* Start Stored records *

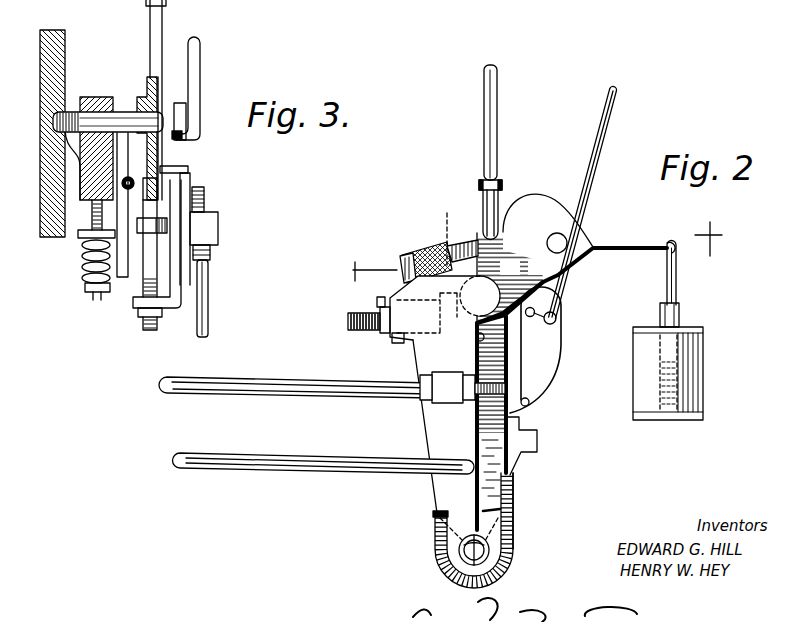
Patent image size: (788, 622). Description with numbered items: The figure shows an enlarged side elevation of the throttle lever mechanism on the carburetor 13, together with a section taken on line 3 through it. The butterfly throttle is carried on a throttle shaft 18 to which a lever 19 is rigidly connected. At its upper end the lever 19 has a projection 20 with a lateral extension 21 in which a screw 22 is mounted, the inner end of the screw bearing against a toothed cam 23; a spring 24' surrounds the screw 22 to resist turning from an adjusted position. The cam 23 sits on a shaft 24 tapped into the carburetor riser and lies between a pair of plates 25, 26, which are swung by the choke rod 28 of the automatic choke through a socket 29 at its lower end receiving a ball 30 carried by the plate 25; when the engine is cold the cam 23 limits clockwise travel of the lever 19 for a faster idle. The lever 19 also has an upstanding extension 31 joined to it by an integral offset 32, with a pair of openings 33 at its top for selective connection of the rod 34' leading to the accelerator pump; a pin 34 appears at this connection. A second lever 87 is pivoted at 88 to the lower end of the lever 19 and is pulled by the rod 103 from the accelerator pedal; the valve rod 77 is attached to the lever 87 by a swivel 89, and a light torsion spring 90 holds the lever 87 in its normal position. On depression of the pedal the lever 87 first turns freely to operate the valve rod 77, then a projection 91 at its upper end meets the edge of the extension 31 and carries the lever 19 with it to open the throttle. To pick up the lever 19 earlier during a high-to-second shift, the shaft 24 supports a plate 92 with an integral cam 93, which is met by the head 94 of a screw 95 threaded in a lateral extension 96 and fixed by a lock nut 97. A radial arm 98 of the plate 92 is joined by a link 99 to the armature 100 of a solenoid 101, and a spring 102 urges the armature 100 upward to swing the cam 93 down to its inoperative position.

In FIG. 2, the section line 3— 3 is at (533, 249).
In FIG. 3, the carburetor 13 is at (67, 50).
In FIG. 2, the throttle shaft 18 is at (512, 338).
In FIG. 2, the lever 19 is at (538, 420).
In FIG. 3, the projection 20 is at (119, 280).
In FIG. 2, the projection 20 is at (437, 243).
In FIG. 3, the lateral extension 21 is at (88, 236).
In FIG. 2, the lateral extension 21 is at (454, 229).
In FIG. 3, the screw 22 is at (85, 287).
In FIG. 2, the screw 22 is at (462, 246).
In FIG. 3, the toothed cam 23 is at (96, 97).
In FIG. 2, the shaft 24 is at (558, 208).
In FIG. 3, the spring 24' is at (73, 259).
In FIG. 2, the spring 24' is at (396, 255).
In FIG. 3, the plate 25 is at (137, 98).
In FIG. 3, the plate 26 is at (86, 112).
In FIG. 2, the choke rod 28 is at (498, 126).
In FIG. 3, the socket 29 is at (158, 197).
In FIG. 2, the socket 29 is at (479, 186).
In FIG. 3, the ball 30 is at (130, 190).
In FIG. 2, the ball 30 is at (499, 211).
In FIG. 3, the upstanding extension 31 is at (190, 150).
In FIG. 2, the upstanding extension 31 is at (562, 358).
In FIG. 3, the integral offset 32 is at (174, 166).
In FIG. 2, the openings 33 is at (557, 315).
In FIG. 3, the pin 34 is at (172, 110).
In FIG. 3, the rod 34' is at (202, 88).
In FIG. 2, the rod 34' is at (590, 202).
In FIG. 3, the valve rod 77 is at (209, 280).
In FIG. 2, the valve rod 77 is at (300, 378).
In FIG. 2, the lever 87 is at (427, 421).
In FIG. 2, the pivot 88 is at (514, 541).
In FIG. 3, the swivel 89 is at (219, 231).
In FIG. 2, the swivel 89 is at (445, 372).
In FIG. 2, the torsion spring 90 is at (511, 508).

* End Stored records *

Short exercise –
Quote the listing verbatim, starting at its beginning and ending at the line that contains "In FIG. 3, the carburetor 13 is at (67, 50).". Leave the pictures out.

Complete response –
Patent image size: (788, 622). Description with numbered items: The figure shows an enlarged side elevation of the throttle lever mechanism on the carburetor 13, together with a section taken on line 3 through it. The butterfly throttle is carried on a throttle shaft 18 to which a lever 19 is rigidly connected. At its upper end the lever 19 has a projection 20 with a lateral extension 21 in which a screw 22 is mounted, the inner end of the screw bearing against a toothed cam 23; a spring 24' surrounds the screw 22 to resist turning from an adjusted position. The cam 23 sits on a shaft 24 tapped into the carburetor riser and lies between a pair of plates 25, 26, which are swung by the choke rod 28 of the automatic choke through a socket 29 at its lower end receiving a ball 30 carried by the plate 25; when the engine is cold the cam 23 limits clockwise travel of the lever 19 for a faster idle. The lever 19 also has an upstanding extension 31 joined to it by an integral offset 32, with a pair of openings 33 at its top for selective connection of the rod 34' leading to the accelerator pump; a pin 34 appears at this connection. A second lever 87 is pivoted at 88 to the lower end of the lever 19 and is pulled by the rod 103 from the accelerator pedal; the valve rod 77 is attached to the lever 87 by a swivel 89, and a light torsion spring 90 holds the lever 87 in its normal position. On depression of the pedal the lever 87 first turns freely to operate the valve rod 77, then a projection 91 at its upper end meets the edge of the extension 31 and carries the lever 19 with it to open the throttle. To pick up the lever 19 earlier during a high-to-second shift, the shaft 24 supports a plate 92 with an integral cam 93, which is met by the head 94 of a screw 95 threaded in a lateral extension 96 and fixed by a lock nut 97. A radial arm 98 of the plate 92 is joined by a link 99 to the armature 100 of a solenoid 101, and a spring 102 urges the armature 100 upward to swing the cam 93 down to its inoperative position.

In FIG. 2, the section line 3— 3 is at (533, 249).
In FIG. 3, the carburetor 13 is at (67, 50).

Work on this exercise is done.